## start

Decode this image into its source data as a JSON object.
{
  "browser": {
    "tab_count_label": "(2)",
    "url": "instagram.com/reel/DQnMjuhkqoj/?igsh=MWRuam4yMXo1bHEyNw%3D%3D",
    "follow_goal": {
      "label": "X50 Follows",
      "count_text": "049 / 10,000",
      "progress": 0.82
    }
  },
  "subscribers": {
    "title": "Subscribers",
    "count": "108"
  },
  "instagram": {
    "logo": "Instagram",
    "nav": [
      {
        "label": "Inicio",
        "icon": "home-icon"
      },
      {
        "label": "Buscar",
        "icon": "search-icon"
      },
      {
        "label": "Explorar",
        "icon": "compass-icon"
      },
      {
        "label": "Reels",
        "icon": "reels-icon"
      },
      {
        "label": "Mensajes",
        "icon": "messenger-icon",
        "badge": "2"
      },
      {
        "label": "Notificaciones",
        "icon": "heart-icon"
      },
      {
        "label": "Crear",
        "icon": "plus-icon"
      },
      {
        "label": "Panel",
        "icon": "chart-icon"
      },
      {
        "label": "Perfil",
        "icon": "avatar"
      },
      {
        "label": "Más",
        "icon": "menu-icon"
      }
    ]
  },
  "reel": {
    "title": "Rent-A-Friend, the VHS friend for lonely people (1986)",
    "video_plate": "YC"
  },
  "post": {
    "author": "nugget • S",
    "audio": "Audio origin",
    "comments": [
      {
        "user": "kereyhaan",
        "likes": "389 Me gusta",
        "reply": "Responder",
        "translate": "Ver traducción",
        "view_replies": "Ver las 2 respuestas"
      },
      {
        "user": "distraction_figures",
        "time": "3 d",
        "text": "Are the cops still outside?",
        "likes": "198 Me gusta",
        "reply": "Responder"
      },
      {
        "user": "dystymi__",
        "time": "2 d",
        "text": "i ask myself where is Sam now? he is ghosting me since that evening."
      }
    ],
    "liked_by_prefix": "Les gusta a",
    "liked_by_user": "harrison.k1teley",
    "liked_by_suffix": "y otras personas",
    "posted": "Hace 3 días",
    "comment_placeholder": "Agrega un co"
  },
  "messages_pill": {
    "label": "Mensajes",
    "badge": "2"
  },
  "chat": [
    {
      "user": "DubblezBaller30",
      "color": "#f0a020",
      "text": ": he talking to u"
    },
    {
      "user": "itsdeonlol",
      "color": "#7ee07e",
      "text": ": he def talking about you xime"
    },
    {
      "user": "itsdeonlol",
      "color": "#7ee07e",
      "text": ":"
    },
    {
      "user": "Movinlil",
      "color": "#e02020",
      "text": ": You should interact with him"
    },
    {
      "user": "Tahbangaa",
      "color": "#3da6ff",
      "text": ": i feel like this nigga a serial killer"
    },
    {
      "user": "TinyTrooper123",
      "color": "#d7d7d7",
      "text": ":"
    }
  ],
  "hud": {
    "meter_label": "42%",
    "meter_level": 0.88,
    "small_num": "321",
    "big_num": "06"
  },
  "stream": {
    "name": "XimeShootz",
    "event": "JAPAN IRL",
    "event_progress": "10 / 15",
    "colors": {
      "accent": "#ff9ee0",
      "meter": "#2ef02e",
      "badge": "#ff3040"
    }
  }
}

## end

* Aim *
Using the entries above, find all lines with "gusta". Copy them.

* Solution to this exercise *
        "likes": "389 Me gusta",
        "likes": "198 Me gusta",
    "liked_by_prefix": "Les gusta a",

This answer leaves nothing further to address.